- **Requirement**
Collect all lines from the records below that include the word "Gefriergut".
((
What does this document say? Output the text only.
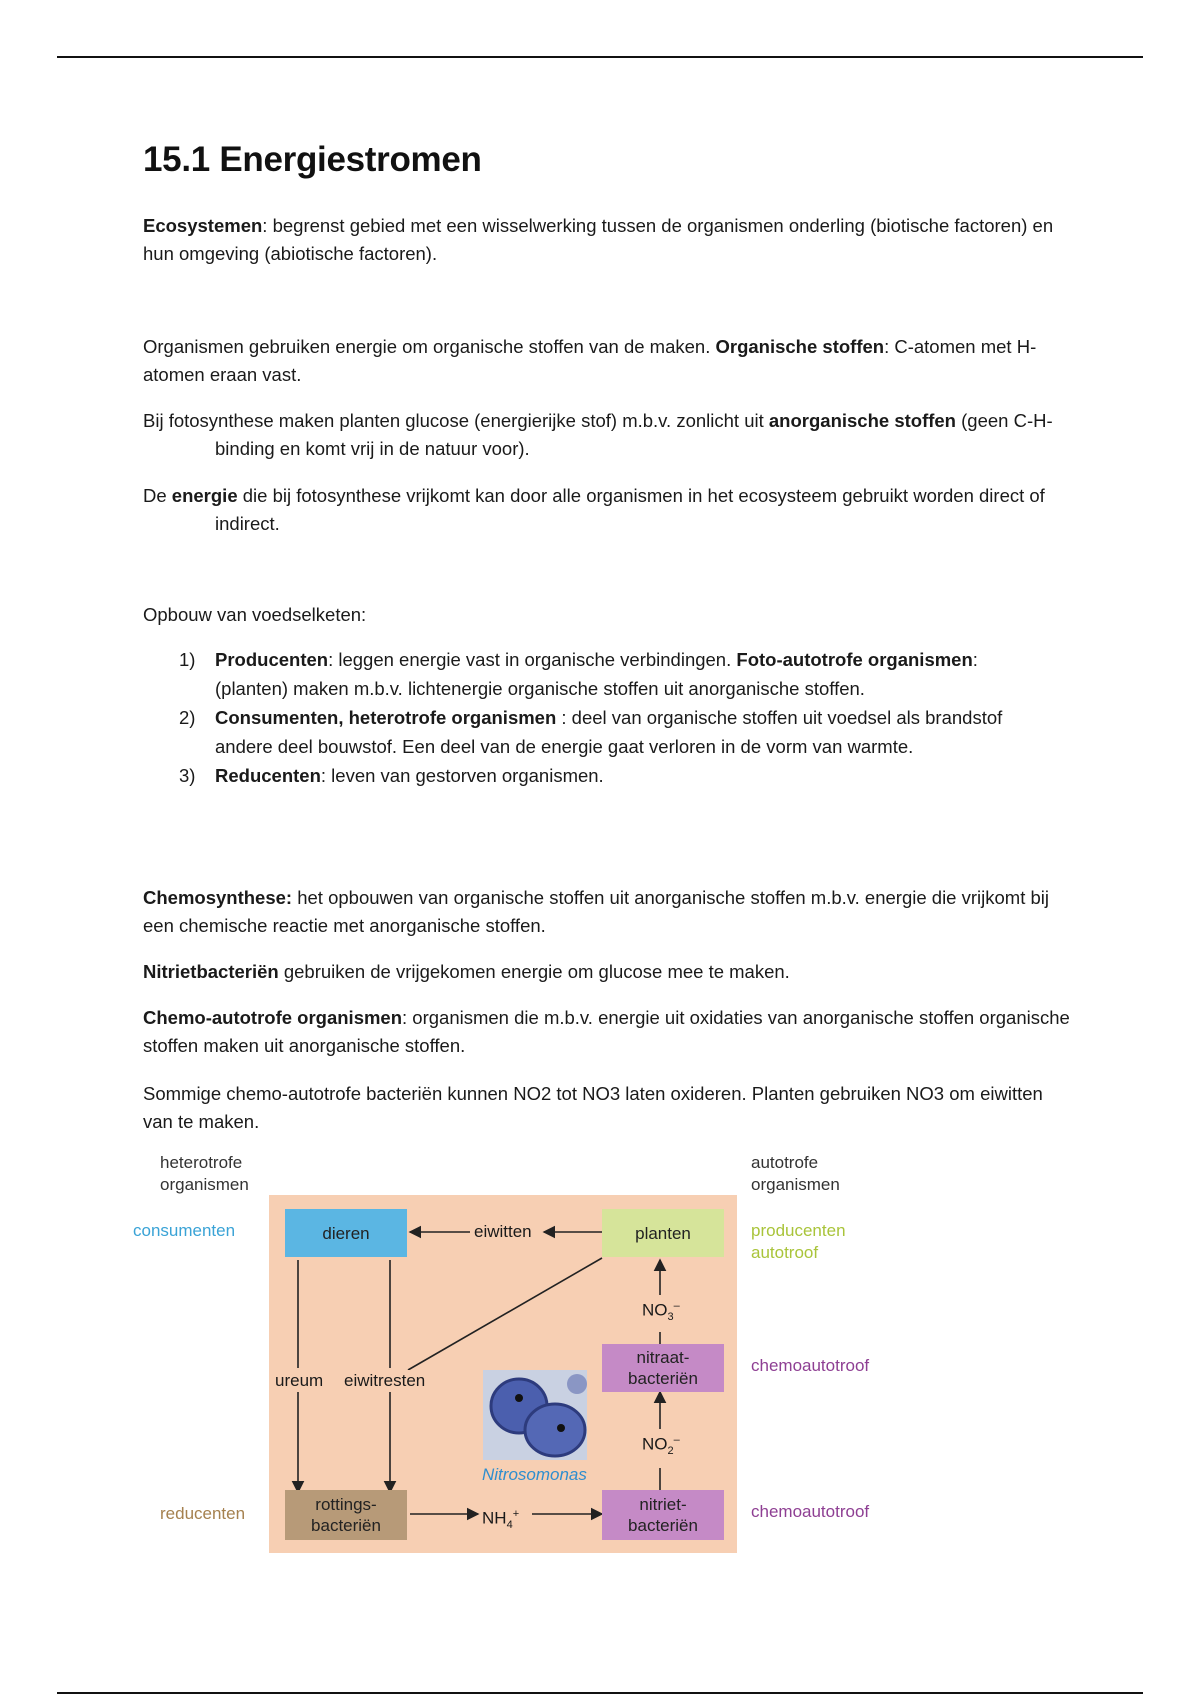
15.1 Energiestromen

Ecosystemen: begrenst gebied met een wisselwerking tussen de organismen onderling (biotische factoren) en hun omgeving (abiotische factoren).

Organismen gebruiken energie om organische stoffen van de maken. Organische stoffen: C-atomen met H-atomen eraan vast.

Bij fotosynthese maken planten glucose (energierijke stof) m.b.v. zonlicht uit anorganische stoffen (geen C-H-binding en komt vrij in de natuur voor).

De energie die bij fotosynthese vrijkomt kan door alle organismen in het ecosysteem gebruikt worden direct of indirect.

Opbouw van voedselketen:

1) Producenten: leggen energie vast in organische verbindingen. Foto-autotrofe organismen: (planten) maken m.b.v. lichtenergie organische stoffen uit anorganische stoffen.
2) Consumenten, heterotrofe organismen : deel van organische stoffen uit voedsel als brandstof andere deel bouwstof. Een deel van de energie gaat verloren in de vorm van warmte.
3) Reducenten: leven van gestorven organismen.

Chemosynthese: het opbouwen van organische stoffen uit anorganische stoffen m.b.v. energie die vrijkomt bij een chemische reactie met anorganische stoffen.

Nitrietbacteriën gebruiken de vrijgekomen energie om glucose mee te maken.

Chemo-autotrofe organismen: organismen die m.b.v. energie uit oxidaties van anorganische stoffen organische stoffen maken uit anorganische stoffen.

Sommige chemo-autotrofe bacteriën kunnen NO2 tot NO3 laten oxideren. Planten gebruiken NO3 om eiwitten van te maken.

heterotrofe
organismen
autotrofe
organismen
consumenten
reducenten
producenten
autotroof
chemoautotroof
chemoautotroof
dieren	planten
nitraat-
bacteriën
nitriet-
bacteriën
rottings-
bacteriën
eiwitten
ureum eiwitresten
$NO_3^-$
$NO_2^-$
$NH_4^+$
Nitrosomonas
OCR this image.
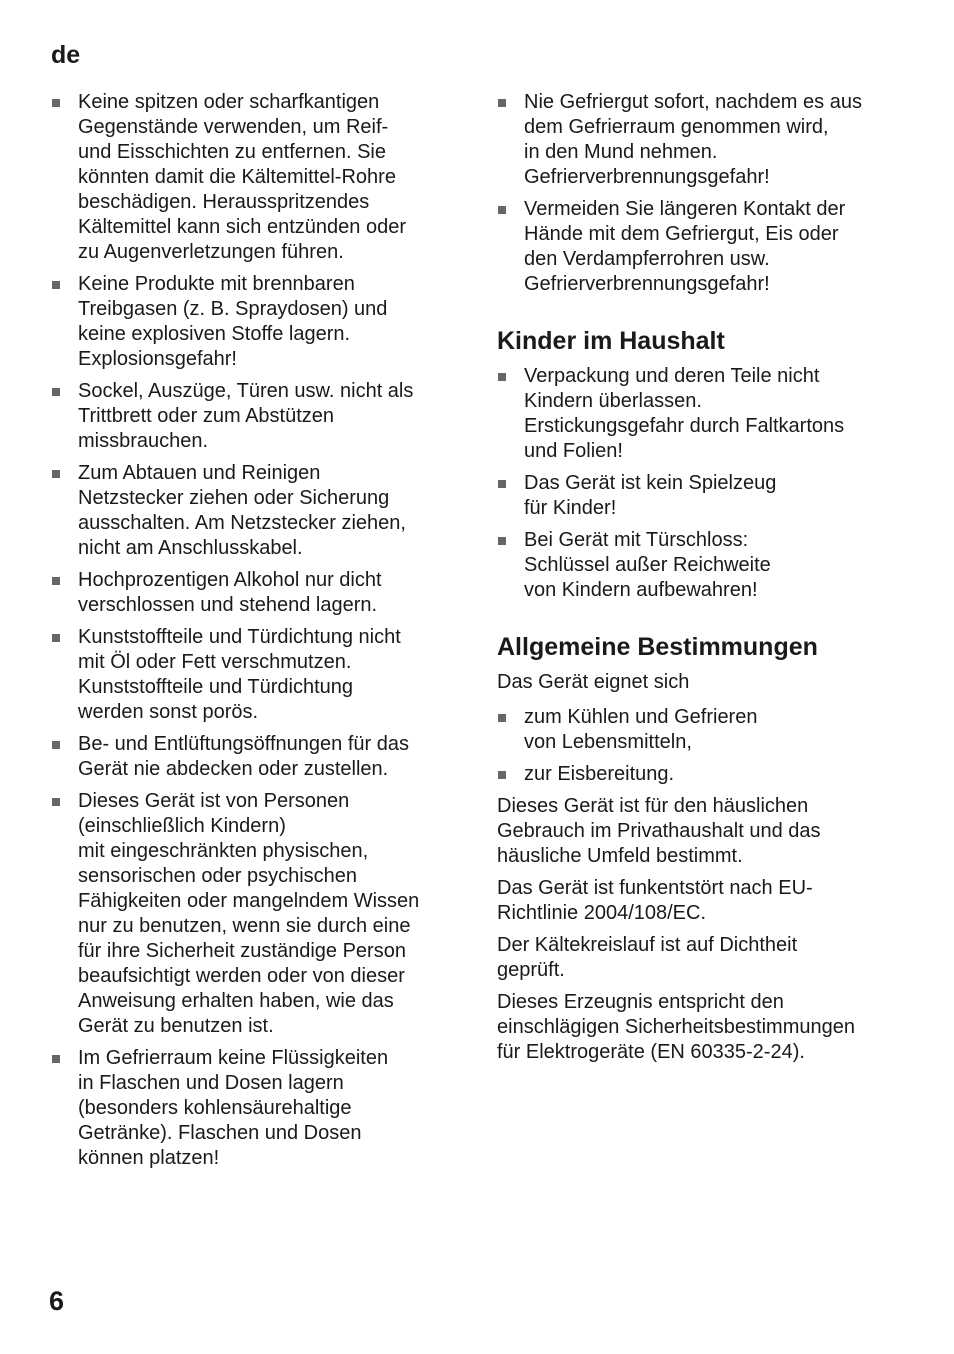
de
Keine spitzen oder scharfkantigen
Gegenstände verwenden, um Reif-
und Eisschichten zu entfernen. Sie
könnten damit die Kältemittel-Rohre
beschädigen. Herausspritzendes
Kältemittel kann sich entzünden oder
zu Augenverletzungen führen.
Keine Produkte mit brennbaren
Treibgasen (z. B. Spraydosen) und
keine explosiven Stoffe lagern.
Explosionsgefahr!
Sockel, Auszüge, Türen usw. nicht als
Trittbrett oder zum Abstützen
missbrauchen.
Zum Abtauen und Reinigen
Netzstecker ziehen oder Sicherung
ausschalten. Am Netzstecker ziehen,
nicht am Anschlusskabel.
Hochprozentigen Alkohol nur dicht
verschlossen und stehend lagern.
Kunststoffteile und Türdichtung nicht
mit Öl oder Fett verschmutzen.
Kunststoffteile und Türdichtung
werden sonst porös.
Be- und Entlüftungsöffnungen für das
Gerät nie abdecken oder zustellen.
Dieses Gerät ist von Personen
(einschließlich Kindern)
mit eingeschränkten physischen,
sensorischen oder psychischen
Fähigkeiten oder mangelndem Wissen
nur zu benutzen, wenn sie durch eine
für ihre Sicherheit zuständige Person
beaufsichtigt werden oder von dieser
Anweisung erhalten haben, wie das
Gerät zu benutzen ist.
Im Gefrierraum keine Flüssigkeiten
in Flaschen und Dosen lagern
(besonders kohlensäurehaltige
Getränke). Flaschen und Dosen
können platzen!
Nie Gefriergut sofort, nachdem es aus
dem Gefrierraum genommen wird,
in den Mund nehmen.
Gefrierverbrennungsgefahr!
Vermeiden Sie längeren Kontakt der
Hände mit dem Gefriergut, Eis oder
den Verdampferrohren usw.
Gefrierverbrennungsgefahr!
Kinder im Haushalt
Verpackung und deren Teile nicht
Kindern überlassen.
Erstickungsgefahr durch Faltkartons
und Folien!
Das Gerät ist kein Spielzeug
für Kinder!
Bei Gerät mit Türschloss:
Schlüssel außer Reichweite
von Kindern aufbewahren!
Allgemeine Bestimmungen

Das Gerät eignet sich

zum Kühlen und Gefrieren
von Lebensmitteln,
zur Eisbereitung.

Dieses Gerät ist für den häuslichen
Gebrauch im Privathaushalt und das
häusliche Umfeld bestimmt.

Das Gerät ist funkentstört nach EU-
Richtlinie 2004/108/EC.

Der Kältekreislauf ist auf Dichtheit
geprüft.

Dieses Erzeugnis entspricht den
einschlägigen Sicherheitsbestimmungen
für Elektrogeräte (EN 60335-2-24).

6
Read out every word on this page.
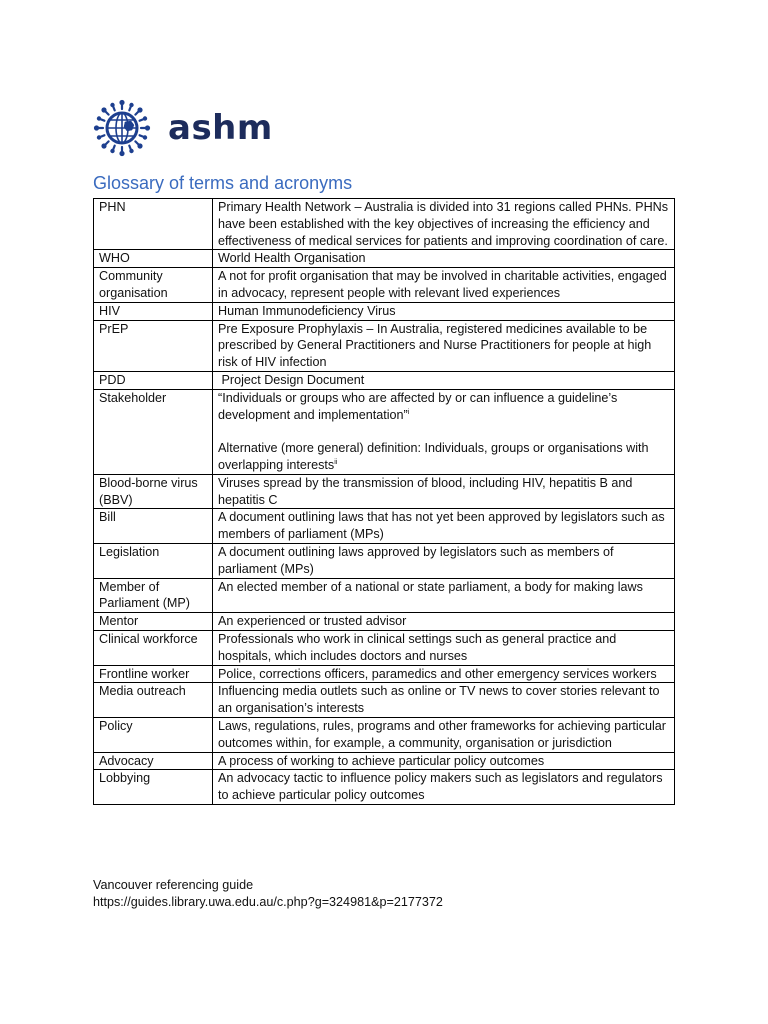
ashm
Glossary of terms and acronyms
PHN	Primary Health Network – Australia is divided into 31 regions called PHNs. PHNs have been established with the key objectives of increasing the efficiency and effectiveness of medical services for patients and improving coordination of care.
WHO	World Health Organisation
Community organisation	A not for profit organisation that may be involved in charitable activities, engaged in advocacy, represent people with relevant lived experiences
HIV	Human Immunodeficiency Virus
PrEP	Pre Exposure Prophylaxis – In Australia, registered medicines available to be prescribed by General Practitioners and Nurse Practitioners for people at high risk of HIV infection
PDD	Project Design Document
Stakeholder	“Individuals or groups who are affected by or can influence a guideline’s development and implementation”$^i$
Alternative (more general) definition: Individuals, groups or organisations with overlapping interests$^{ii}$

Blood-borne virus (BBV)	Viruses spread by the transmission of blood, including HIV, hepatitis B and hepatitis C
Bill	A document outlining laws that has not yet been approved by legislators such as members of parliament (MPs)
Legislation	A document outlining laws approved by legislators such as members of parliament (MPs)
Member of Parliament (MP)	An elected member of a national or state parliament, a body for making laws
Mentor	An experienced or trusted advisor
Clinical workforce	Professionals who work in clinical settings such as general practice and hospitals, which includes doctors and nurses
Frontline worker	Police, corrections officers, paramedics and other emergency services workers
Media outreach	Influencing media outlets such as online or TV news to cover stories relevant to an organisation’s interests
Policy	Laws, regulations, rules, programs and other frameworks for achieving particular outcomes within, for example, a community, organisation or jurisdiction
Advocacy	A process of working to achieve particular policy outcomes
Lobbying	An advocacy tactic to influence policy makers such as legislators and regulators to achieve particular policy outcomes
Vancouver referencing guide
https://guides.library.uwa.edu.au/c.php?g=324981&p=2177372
))
- **Result below**
Nie Gefriergut sofort, nachdem es aus
Hände mit dem Gefriergut, Eis oder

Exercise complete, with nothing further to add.